■ **Task requirements**
Please express the data from the line with "undo-dropdown-icon[interactable]: ▾ bbox=[246, 7, 254, 25]" to the line with "tool-palettes-icon[interactable]: ▦ bbox=[526, 86, 546, 106]" as a JSON list of strings, one string per line, leaving out blank lines.

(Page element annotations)
● ● ●
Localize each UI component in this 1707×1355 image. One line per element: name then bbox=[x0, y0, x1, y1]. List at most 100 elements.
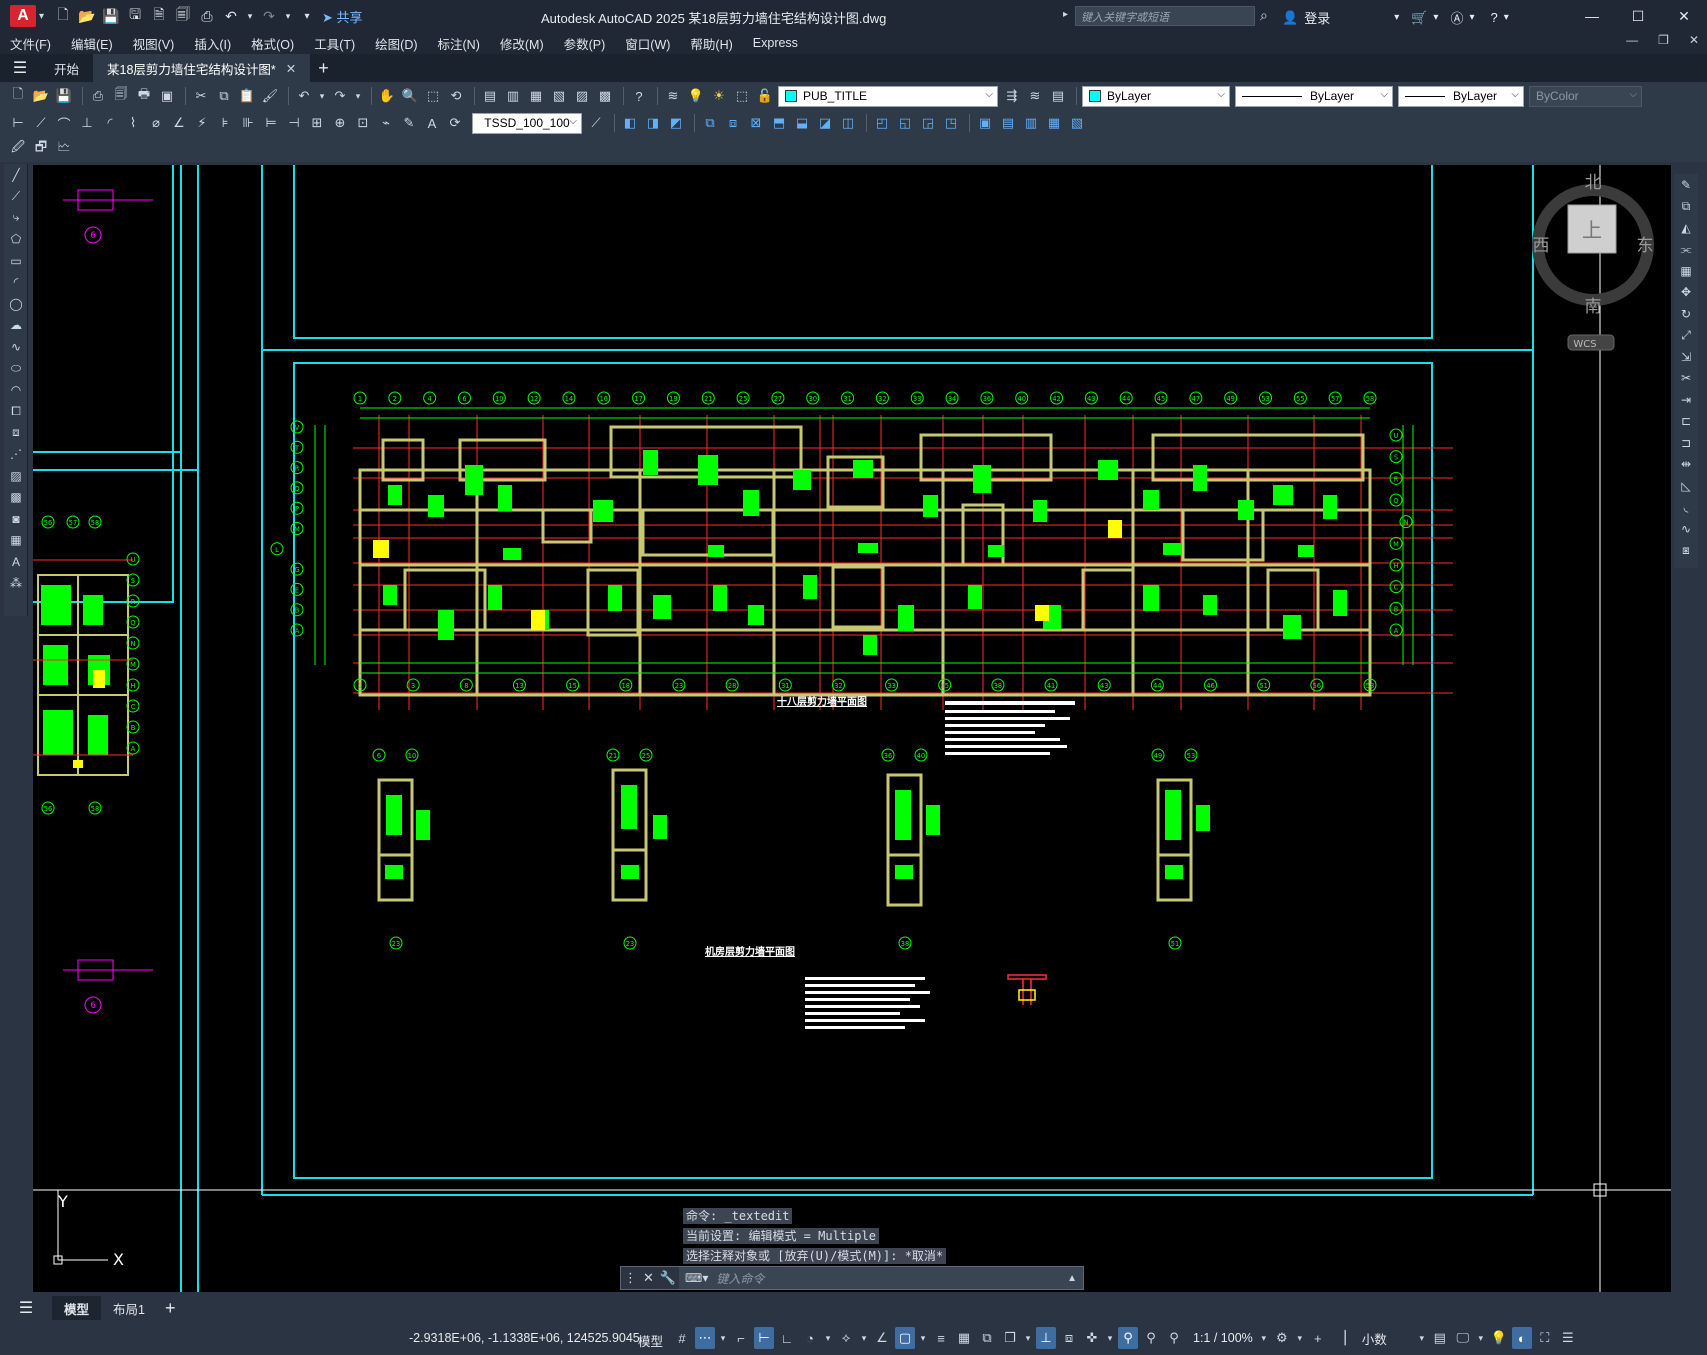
undo-dropdown-icon[interactable]: ▾ bbox=[246, 7, 254, 25]
hatch-icon[interactable]: ▨ bbox=[4, 465, 28, 487]
copy-icon[interactable]: ⧉ bbox=[214, 86, 234, 106]
inspect-icon[interactable]: ⊡ bbox=[353, 113, 373, 133]
intersect-icon[interactable]: ⊠ bbox=[746, 113, 766, 133]
solid-box-icon[interactable]: ◧ bbox=[620, 113, 640, 133]
redo-tool-dropdown-icon[interactable]: ▾ bbox=[353, 86, 363, 106]
layer-properties-icon[interactable]: ≋ bbox=[663, 86, 683, 106]
viewcube-south[interactable]: 南 bbox=[1585, 297, 1602, 317]
snap-icon[interactable]: ⋯ bbox=[695, 1327, 715, 1349]
offset-faces-icon[interactable]: ▦ bbox=[1044, 113, 1064, 133]
dim-space-icon[interactable]: ⊨ bbox=[261, 113, 281, 133]
cut-icon[interactable]: ✂ bbox=[191, 86, 211, 106]
sheet-set-icon[interactable]: ▧ bbox=[549, 86, 569, 106]
login-dropdown-icon[interactable]: ▾ bbox=[1394, 12, 1399, 23]
search-input[interactable]: 键入关键字或短语 bbox=[1075, 6, 1255, 26]
table-icon[interactable]: ▦ bbox=[4, 530, 28, 552]
circle-icon[interactable]: ◯ bbox=[4, 293, 28, 315]
redo-tool-icon[interactable]: ↷ bbox=[330, 86, 350, 106]
viewcube-east[interactable]: 东 bbox=[1637, 236, 1654, 256]
dim-edit-icon[interactable]: ✎ bbox=[399, 113, 419, 133]
layer-state-icon[interactable]: ▤ bbox=[1048, 86, 1068, 106]
viewcube-top-face[interactable]: 上 bbox=[1582, 218, 1602, 242]
tool-palettes-icon[interactable]: ▦ bbox=[526, 86, 546, 106]
spline-icon[interactable]: ∿ bbox=[4, 336, 28, 358]
revolve-icon[interactable]: ⬓ bbox=[792, 113, 812, 133]
solid-cone-icon[interactable]: ◩ bbox=[666, 113, 686, 133]
block-editor-icon[interactable]: 🖉 bbox=[8, 139, 28, 159]
layer-previous-icon[interactable]: ≋ bbox=[1025, 86, 1045, 106]
help-dropdown-icon[interactable]: ▾ bbox=[1504, 12, 1509, 23]
model-space-canvas[interactable]: 1 2 4 6 10 12 14 16 17 19 21 25 27 30 31 32 33 34 36 40 42 43… bbox=[33, 165, 1671, 1292]
redo-dropdown-icon[interactable]: ▾ bbox=[284, 7, 292, 25]
mtext-icon[interactable]: A bbox=[4, 551, 28, 573]
autocad-logo[interactable]: A bbox=[10, 5, 36, 27]
annotation-monitor-icon[interactable]: + bbox=[1308, 1327, 1328, 1349]
workspace-icon[interactable]: ⚙ bbox=[1272, 1327, 1292, 1349]
undo-icon[interactable]: ↶ bbox=[222, 7, 240, 25]
construction-line-icon[interactable]: ⟋ bbox=[4, 186, 28, 208]
jogged-linear-icon[interactable]: ⌁ bbox=[376, 113, 396, 133]
minimize-icon[interactable]: — bbox=[1569, 0, 1615, 32]
menu-dimension[interactable]: 标注(N) bbox=[438, 34, 480, 53]
search-icon[interactable]: ⌕ bbox=[1260, 7, 1268, 24]
linear-dim-icon[interactable]: ⊢ bbox=[8, 113, 28, 133]
lineweight-icon[interactable]: ≡ bbox=[931, 1327, 951, 1349]
undo-tool-dropdown-icon[interactable]: ▾ bbox=[317, 86, 327, 106]
tolerance-icon[interactable]: ⊞ bbox=[307, 113, 327, 133]
blend-curves-icon[interactable]: ∿ bbox=[1674, 518, 1698, 540]
dim-text-edit-icon[interactable]: A bbox=[422, 113, 442, 133]
maximize-icon[interactable]: ☐ bbox=[1615, 0, 1661, 32]
login-button[interactable]: 👤 登录 ▾ 🛒 ▾ Ⓐ ▾ ? ▾ bbox=[1282, 8, 1509, 27]
infer-constraints-icon[interactable]: ⌐ bbox=[731, 1327, 751, 1349]
linetype-dropdown[interactable]: ByLayer ⌵ bbox=[1235, 85, 1393, 107]
lock-ui-dropdown-icon[interactable]: ▾ bbox=[1476, 1327, 1486, 1349]
menu-parametric[interactable]: 参数(P) bbox=[564, 34, 606, 53]
offset-icon[interactable]: ⫘ bbox=[1674, 239, 1698, 261]
dim-update-icon[interactable]: ⟳ bbox=[445, 113, 465, 133]
layer-vp-icon[interactable]: ⬚ bbox=[732, 86, 752, 106]
xref-icon[interactable]: 🗗 bbox=[31, 139, 51, 159]
dim-break-icon[interactable]: ⊣ bbox=[284, 113, 304, 133]
command-input[interactable]: 键入命令 bbox=[708, 1270, 1067, 1287]
3d-osnap-icon[interactable]: ❒ bbox=[1000, 1327, 1020, 1349]
color-faces-icon[interactable]: ▧ bbox=[1067, 113, 1087, 133]
cart-icon[interactable]: 🛒 bbox=[1411, 10, 1427, 26]
calculator-icon[interactable]: ▩ bbox=[595, 86, 615, 106]
plot-icon[interactable]: ⎙ bbox=[198, 7, 216, 25]
help-tool-icon[interactable]: ? bbox=[629, 86, 649, 106]
menu-edit[interactable]: 编辑(E) bbox=[71, 34, 113, 53]
app-menu-chevron-icon[interactable]: ▾ bbox=[39, 11, 44, 22]
save-icon[interactable]: 💾 bbox=[102, 7, 120, 25]
recent-commands-icon[interactable]: ⌨▾ bbox=[679, 1271, 708, 1285]
publish-icon[interactable]: 🗎 bbox=[150, 6, 168, 25]
menu-draw[interactable]: 绘图(D) bbox=[375, 34, 417, 53]
point-icon[interactable]: ⋰ bbox=[4, 444, 28, 466]
zoom-window-icon[interactable]: ⬚ bbox=[423, 86, 443, 106]
menu-tools[interactable]: 工具(T) bbox=[314, 34, 355, 53]
command-close-icon[interactable]: ✕ bbox=[643, 1270, 654, 1286]
tab-start[interactable]: 开始 bbox=[40, 54, 93, 82]
object-snap-tracking-icon[interactable]: ∠ bbox=[872, 1327, 892, 1349]
layer-dropdown[interactable]: PUB_TITLE ⌵ bbox=[778, 85, 998, 107]
viewcube-north[interactable]: 北 bbox=[1585, 173, 1602, 193]
annotation-scale-value[interactable]: 1:1 / 100% bbox=[1193, 1331, 1253, 1345]
menu-modify[interactable]: 修改(M) bbox=[500, 34, 544, 53]
jogged-dim-icon[interactable]: ⌇ bbox=[123, 113, 143, 133]
doc-close-icon[interactable]: ✕ bbox=[1689, 33, 1699, 47]
solid-wedge-icon[interactable]: ◨ bbox=[643, 113, 663, 133]
fillet-icon[interactable]: ◟ bbox=[1674, 497, 1698, 519]
insert-block-icon[interactable]: ⧠ bbox=[4, 401, 28, 423]
arc-icon[interactable]: ◜ bbox=[4, 272, 28, 294]
menu-format[interactable]: 格式(O) bbox=[251, 34, 294, 53]
auto-scale-icon[interactable]: ⚲ bbox=[1141, 1327, 1161, 1349]
3d-print-icon[interactable]: ▣ bbox=[157, 86, 177, 106]
polygon-icon[interactable]: ⬠ bbox=[4, 229, 28, 251]
dynamic-ucs-icon[interactable]: ⊥ bbox=[1036, 1327, 1056, 1349]
markup-icon[interactable]: ▨ bbox=[572, 86, 592, 106]
open-icon[interactable]: 📂 bbox=[78, 7, 96, 25]
selection-cycling-icon[interactable]: ⧉ bbox=[977, 1327, 997, 1349]
publish-file-icon[interactable]: 🖶 bbox=[134, 86, 154, 106]
dimstyle-manager-icon[interactable]: ⟋ bbox=[586, 113, 606, 133]
scale-dropdown-icon[interactable]: ▾ bbox=[1259, 1327, 1269, 1349]
save-file-icon[interactable]: 💾 bbox=[54, 86, 74, 106]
● ● ●
■ **Result for this exercise**
[
  "undo-dropdown-icon[interactable]: ▾ bbox=[246, 7, 254, 25]",
  "hatch-icon[interactable]: ▨ bbox=[4, 465, 28, 487]",
  "copy-icon[interactable]: ⧉ bbox=[214, 86, 234, 106]",
  "inspect-icon[interactable]: ⊡ bbox=[353, 113, 373, 133]",
  "intersect-icon[interactable]: ⊠ bbox=[746, 113, 766, 133]",
  "solid-box-icon[interactable]: ◧ bbox=[620, 113, 640, 133]",
  "redo-tool-dropdown-icon[interactable]: ▾ bbox=[353, 86, 363, 106]",
  "layer-properties-icon[interactable]: ≋ bbox=[663, 86, 683, 106]",
  "viewcube-south[interactable]: 南 bbox=[1585, 297, 1602, 317]",
  "snap-icon[interactable]: ⋯ bbox=[695, 1327, 715, 1349]",
  "offset-faces-icon[interactable]: ▦ bbox=[1044, 113, 1064, 133]",
  "dim-space-icon[interactable]: ⊨ bbox=[261, 113, 281, 133]",
  "cut-icon[interactable]: ✂ bbox=[191, 86, 211, 106]",
  "sheet-set-icon[interactable]: ▧ bbox=[549, 86, 569, 106]",
  "login-dropdown-icon[interactable]: ▾ bbox=[1394, 12, 1399, 23]",
  "search-input[interactable]: 键入关键字或短语 bbox=[1075, 6, 1255, 26]",
  "table-icon[interactable]: ▦ bbox=[4, 530, 28, 552]",
  "circle-icon[interactable]: ◯ bbox=[4, 293, 28, 315]",
  "redo-tool-icon[interactable]: ↷ bbox=[330, 86, 350, 106]",
  "viewcube-east[interactable]: 东 bbox=[1637, 236, 1654, 256]",
  "dim-edit-icon[interactable]: ✎ bbox=[399, 113, 419, 133]",
  "layer-state-icon[interactable]: ▤ bbox=[1048, 86, 1068, 106]",
  "viewcube-top-face[interactable]: 上 bbox=[1582, 218, 1602, 242]",
  "tool-palettes-icon[interactable]: ▦ bbox=[526, 86, 546, 106]"
]